/---

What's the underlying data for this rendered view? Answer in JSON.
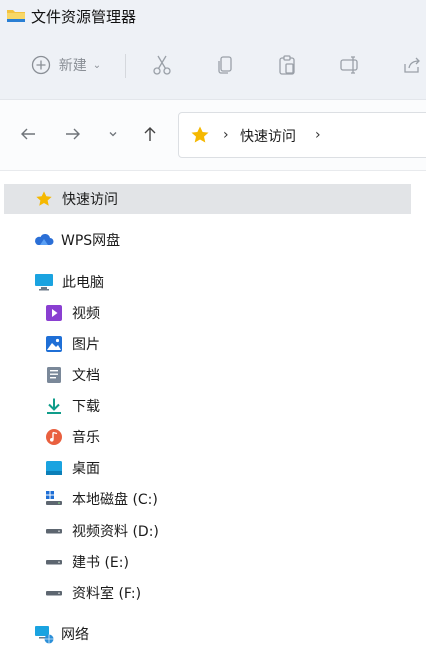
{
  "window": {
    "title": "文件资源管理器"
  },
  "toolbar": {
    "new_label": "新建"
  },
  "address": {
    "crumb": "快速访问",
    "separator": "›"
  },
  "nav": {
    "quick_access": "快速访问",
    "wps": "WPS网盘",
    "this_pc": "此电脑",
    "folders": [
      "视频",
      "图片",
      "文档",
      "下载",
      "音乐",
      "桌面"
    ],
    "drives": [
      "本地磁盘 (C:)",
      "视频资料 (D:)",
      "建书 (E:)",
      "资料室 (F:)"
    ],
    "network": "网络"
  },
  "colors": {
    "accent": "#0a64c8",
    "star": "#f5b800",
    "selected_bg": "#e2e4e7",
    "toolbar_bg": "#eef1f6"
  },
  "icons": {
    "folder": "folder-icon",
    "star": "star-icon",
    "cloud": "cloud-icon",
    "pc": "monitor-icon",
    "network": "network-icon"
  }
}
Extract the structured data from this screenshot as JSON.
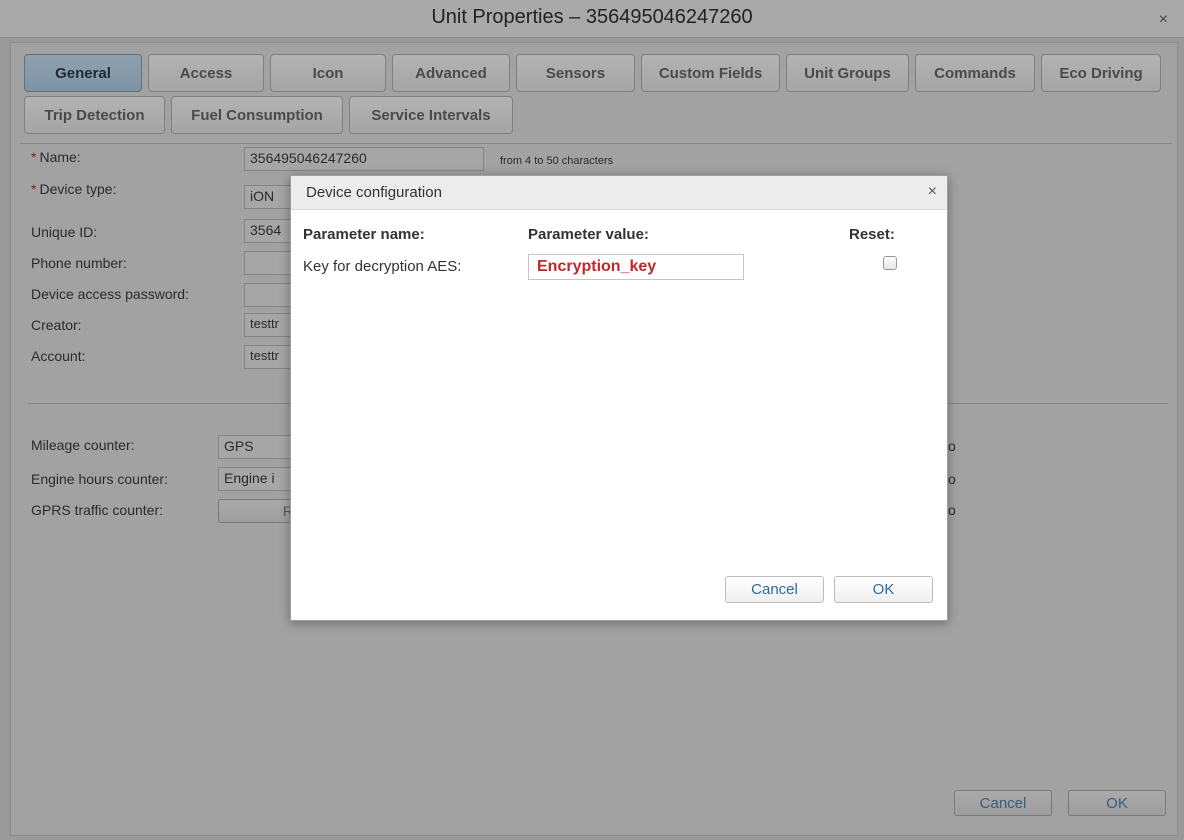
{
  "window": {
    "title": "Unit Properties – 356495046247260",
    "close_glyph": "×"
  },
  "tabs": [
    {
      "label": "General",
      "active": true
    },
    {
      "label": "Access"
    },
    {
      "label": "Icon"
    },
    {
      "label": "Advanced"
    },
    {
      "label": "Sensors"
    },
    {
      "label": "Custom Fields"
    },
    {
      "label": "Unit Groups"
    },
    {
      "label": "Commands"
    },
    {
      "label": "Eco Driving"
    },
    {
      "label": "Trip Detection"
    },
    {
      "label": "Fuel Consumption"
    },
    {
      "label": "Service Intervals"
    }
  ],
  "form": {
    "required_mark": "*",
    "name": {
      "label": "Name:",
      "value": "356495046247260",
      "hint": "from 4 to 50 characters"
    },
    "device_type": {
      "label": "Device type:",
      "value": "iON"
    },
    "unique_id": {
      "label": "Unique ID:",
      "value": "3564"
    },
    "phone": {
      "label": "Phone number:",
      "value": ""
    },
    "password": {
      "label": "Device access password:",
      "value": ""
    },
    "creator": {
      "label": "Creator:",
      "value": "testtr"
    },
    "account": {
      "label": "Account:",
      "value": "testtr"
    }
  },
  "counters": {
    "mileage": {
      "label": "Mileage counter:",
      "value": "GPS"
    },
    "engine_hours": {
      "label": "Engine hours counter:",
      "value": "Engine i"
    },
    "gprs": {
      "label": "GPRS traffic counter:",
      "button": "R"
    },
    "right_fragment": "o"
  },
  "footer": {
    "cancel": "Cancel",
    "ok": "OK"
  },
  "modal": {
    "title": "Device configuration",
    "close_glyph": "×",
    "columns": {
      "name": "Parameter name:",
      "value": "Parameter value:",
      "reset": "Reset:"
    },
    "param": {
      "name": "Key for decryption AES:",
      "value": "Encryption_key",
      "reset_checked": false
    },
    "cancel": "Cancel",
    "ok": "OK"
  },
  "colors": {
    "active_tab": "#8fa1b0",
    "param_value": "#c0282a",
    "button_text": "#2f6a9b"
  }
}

\---
/---

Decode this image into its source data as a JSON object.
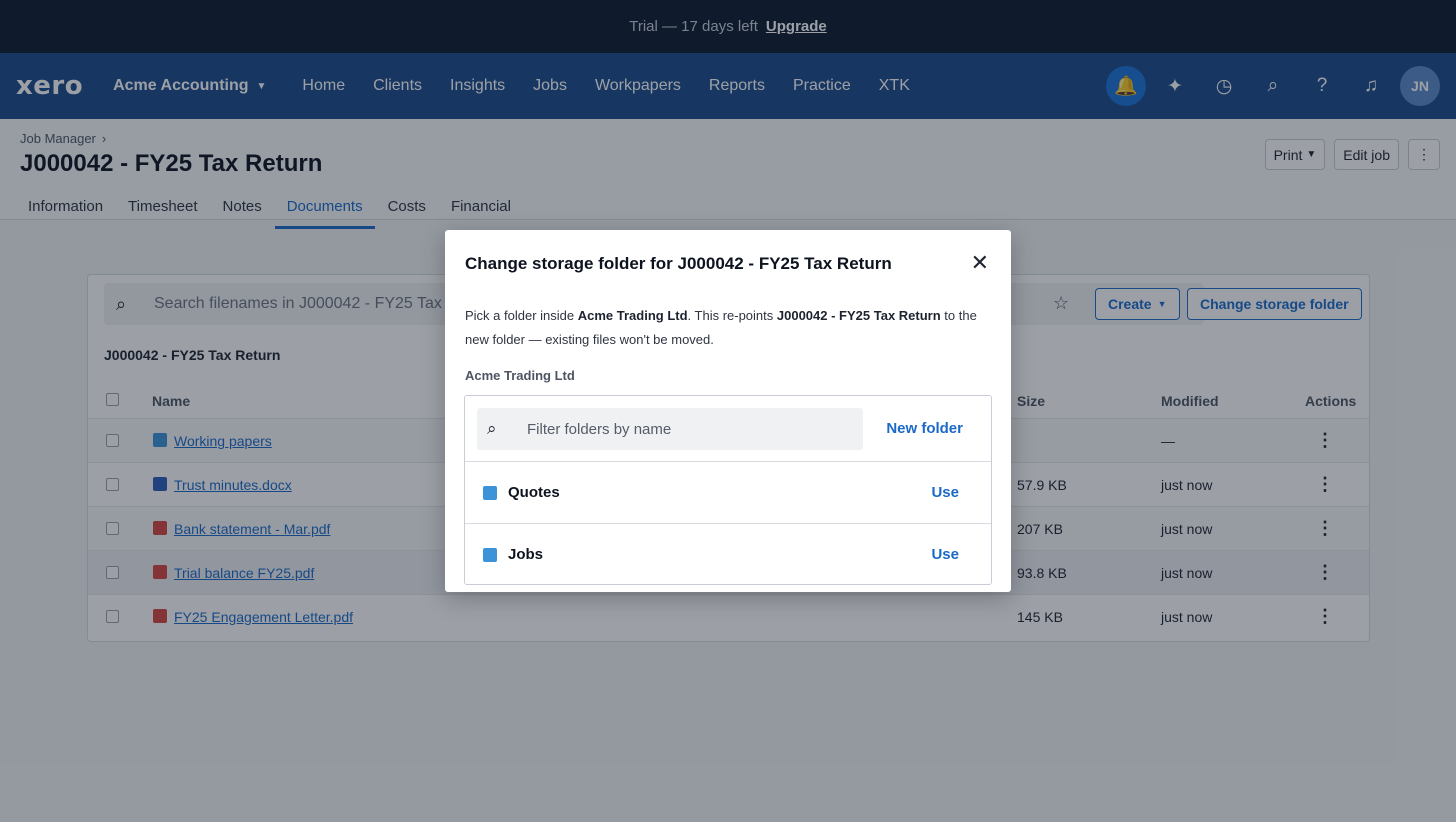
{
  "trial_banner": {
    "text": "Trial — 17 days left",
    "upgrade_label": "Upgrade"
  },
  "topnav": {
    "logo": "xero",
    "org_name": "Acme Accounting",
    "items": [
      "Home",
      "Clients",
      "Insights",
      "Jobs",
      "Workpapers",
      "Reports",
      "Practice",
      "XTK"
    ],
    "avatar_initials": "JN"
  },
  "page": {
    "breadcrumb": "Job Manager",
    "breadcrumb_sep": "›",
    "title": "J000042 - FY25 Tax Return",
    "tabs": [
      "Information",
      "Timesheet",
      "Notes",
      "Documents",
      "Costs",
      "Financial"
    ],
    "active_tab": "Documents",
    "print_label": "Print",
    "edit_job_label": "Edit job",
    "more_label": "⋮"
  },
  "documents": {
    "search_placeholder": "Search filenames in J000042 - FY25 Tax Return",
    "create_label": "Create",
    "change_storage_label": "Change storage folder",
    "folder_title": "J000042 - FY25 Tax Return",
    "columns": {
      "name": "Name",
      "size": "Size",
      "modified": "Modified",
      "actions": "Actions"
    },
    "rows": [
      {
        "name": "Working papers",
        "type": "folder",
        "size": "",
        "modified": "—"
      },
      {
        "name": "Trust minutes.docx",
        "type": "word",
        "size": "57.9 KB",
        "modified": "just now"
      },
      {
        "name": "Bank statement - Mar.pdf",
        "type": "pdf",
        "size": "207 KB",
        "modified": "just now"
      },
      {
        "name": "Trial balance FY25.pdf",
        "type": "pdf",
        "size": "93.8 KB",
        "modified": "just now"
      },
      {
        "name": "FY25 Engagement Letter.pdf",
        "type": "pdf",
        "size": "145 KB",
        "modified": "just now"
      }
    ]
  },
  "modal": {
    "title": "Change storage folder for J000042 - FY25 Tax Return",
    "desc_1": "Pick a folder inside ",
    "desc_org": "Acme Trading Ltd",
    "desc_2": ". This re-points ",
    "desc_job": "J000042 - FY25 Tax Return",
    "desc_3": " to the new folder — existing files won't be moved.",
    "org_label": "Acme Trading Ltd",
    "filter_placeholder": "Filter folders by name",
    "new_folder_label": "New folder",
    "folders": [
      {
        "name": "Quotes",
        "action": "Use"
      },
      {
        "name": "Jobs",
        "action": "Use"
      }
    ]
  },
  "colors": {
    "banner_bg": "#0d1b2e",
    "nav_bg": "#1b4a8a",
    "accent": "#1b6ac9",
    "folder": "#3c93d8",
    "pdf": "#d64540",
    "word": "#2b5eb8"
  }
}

\---

**Aim**
What is the number of lines in this listing that contain the word "data"? Answer with that number and nothing else.

**Answer to this task**
3